-------- Given records

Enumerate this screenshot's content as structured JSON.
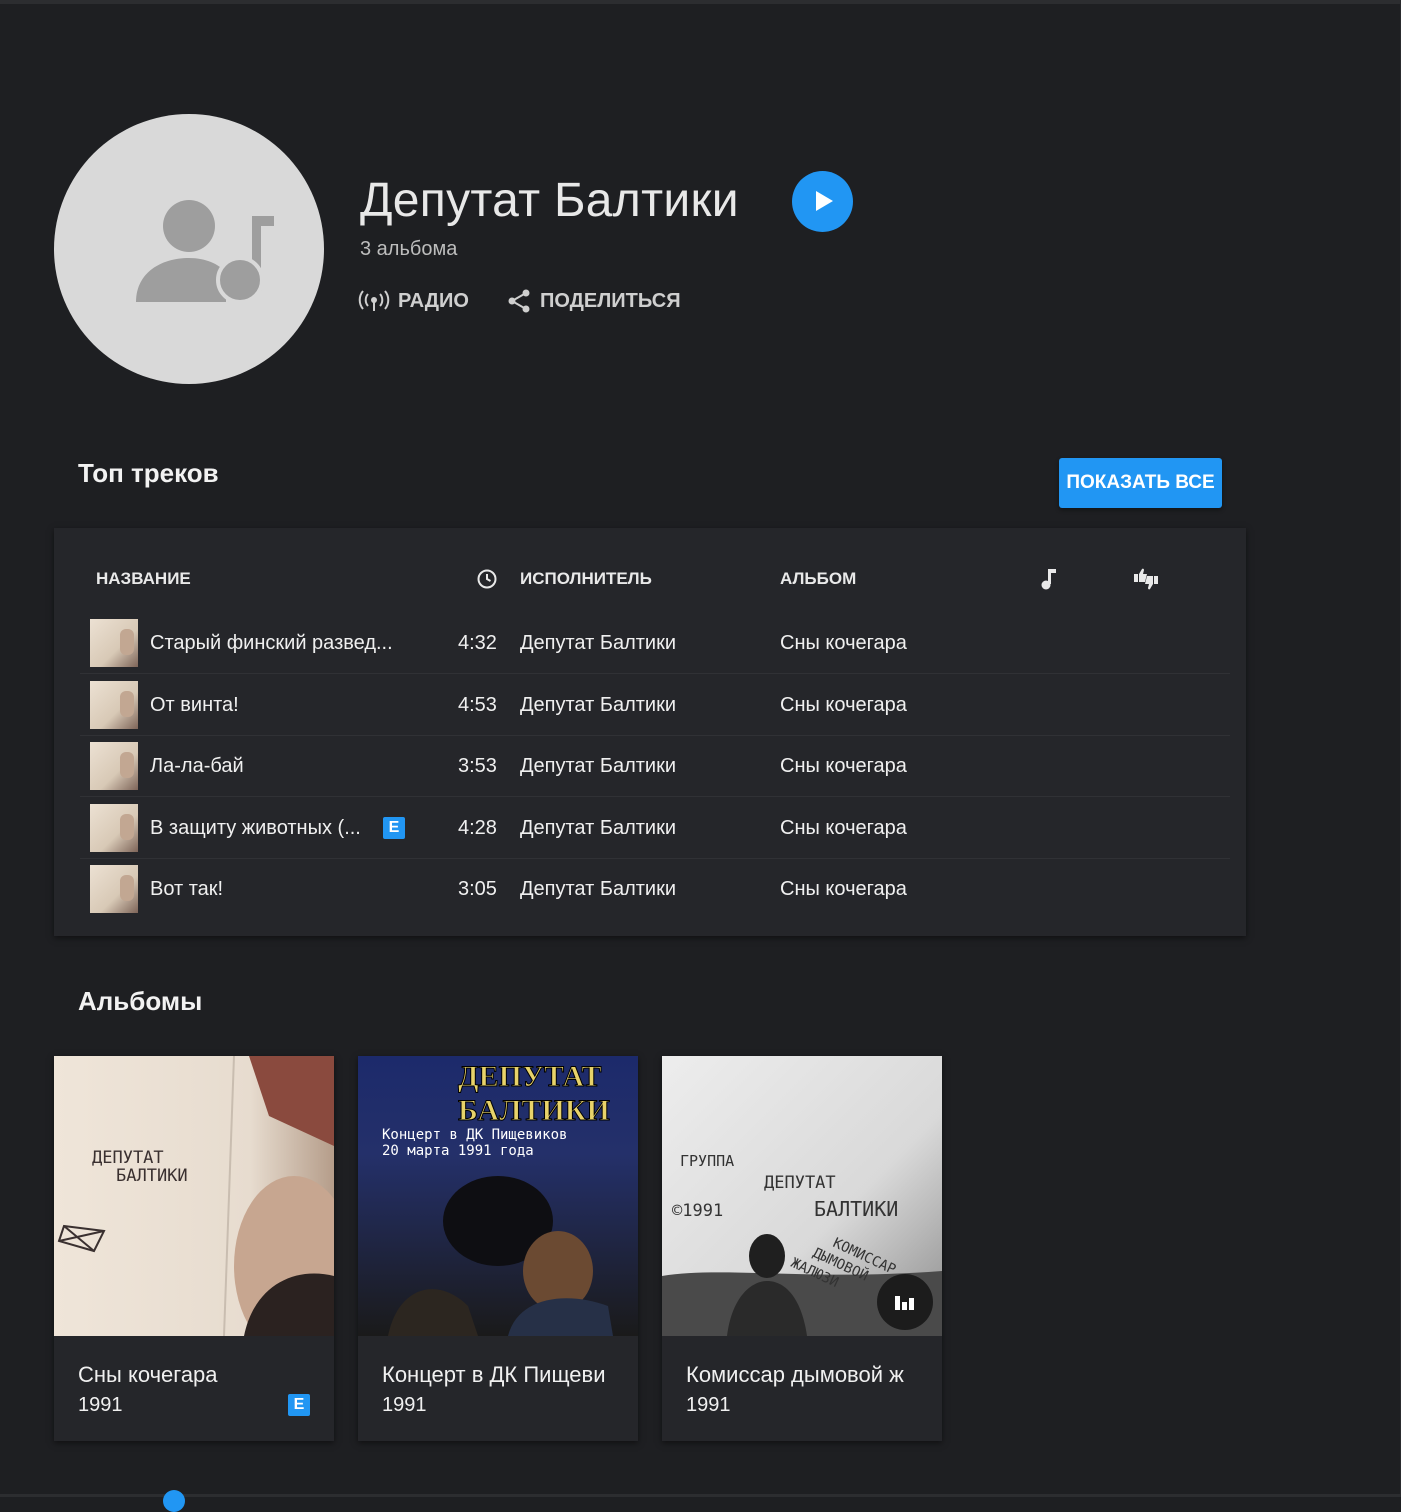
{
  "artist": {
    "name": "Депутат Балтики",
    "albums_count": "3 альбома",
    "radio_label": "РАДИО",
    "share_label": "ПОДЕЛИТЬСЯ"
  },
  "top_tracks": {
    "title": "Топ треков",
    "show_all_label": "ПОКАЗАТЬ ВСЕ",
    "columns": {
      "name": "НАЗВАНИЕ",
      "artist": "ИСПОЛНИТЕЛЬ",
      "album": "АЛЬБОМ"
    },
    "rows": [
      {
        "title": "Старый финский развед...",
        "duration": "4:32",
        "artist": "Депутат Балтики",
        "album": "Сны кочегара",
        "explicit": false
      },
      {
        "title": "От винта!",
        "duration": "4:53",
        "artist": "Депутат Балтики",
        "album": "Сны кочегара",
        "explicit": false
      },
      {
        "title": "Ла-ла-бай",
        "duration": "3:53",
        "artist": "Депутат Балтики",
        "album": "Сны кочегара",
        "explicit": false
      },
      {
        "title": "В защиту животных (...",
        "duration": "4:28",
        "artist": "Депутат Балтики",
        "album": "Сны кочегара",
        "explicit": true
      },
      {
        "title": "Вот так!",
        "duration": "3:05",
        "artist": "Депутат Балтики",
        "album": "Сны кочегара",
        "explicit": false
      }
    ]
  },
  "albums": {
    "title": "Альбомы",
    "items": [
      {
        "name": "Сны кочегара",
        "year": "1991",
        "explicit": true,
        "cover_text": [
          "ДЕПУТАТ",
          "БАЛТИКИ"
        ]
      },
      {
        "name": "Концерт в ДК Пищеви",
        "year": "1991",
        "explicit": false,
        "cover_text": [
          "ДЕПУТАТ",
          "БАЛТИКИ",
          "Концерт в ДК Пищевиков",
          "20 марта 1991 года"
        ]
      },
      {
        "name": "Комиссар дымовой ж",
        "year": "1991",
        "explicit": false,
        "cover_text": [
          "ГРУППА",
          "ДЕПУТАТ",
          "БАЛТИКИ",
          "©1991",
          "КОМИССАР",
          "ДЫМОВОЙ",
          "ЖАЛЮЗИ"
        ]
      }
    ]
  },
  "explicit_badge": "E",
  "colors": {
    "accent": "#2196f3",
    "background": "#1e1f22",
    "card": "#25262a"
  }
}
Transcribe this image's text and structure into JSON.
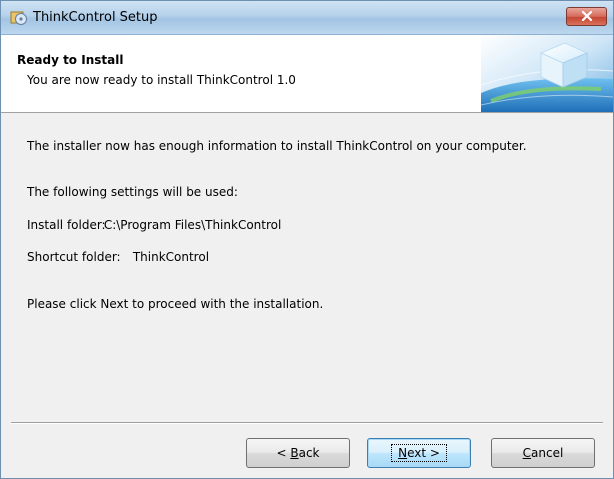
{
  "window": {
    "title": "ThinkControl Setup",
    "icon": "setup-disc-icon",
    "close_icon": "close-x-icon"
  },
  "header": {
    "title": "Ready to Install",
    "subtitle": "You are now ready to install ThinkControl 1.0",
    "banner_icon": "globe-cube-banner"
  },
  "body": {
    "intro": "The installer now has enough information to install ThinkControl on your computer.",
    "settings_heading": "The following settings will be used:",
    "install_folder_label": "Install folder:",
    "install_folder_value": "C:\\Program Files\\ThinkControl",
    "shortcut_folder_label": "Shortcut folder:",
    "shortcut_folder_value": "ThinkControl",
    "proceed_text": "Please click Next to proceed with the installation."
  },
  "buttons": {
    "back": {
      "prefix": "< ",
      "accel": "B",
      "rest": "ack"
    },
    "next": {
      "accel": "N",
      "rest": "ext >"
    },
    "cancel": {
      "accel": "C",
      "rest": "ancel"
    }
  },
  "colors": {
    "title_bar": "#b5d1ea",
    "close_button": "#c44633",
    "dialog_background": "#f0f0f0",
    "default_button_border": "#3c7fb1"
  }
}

----------------

**Direction**
Using the data above, write out every line exactly, leaving the images behind.

**Complete answer**
Enumerate this screenshot's content as structured JSON.
{
  "artist": {
    "name": "Депутат Балтики",
    "albums_count": "3 альбома",
    "radio_label": "РАДИО",
    "share_label": "ПОДЕЛИТЬСЯ"
  },
  "top_tracks": {
    "title": "Топ треков",
    "show_all_label": "ПОКАЗАТЬ ВСЕ",
    "columns": {
      "name": "НАЗВАНИЕ",
      "artist": "ИСПОЛНИТЕЛЬ",
      "album": "АЛЬБОМ"
    },
    "rows": [
      {
        "title": "Старый финский развед...",
        "duration": "4:32",
        "artist": "Депутат Балтики",
        "album": "Сны кочегара",
        "explicit": false
      },
      {
        "title": "От винта!",
        "duration": "4:53",
        "artist": "Депутат Балтики",
        "album": "Сны кочегара",
        "explicit": false
      },
      {
        "title": "Ла-ла-бай",
        "duration": "3:53",
        "artist": "Депутат Балтики",
        "album": "Сны кочегара",
        "explicit": false
      },
      {
        "title": "В защиту животных (...",
        "duration": "4:28",
        "artist": "Депутат Балтики",
        "album": "Сны кочегара",
        "explicit": true
      },
      {
        "title": "Вот так!",
        "duration": "3:05",
        "artist": "Депутат Балтики",
        "album": "Сны кочегара",
        "explicit": false
      }
    ]
  },
  "albums": {
    "title": "Альбомы",
    "items": [
      {
        "name": "Сны кочегара",
        "year": "1991",
        "explicit": true,
        "cover_text": [
          "ДЕПУТАТ",
          "БАЛТИКИ"
        ]
      },
      {
        "name": "Концерт в ДК Пищеви",
        "year": "1991",
        "explicit": false,
        "cover_text": [
          "ДЕПУТАТ",
          "БАЛТИКИ",
          "Концерт в ДК Пищевиков",
          "20 марта 1991 года"
        ]
      },
      {
        "name": "Комиссар дымовой ж",
        "year": "1991",
        "explicit": false,
        "cover_text": [
          "ГРУППА",
          "ДЕПУТАТ",
          "БАЛТИКИ",
          "©1991",
          "КОМИССАР",
          "ДЫМОВОЙ",
          "ЖАЛЮЗИ"
        ]
      }
    ]
  },
  "explicit_badge": "E",
  "colors": {
    "accent": "#2196f3",
    "background": "#1e1f22",
    "card": "#25262a"
  }
}
Transcribe this image's text and structure into JSON.
{
  "window": {
    "title": "ThinkControl Setup",
    "icon": "setup-disc-icon",
    "close_icon": "close-x-icon"
  },
  "header": {
    "title": "Ready to Install",
    "subtitle": "You are now ready to install ThinkControl 1.0",
    "banner_icon": "globe-cube-banner"
  },
  "body": {
    "intro": "The installer now has enough information to install ThinkControl on your computer.",
    "settings_heading": "The following settings will be used:",
    "install_folder_label": "Install folder:",
    "install_folder_value": "C:\\Program Files\\ThinkControl",
    "shortcut_folder_label": "Shortcut folder:",
    "shortcut_folder_value": "ThinkControl",
    "proceed_text": "Please click Next to proceed with the installation."
  },
  "buttons": {
    "back": {
      "prefix": "< ",
      "accel": "B",
      "rest": "ack"
    },
    "next": {
      "accel": "N",
      "rest": "ext >"
    },
    "cancel": {
      "accel": "C",
      "rest": "ancel"
    }
  },
  "colors": {
    "title_bar": "#b5d1ea",
    "close_button": "#c44633",
    "dialog_background": "#f0f0f0",
    "default_button_border": "#3c7fb1"
  }
}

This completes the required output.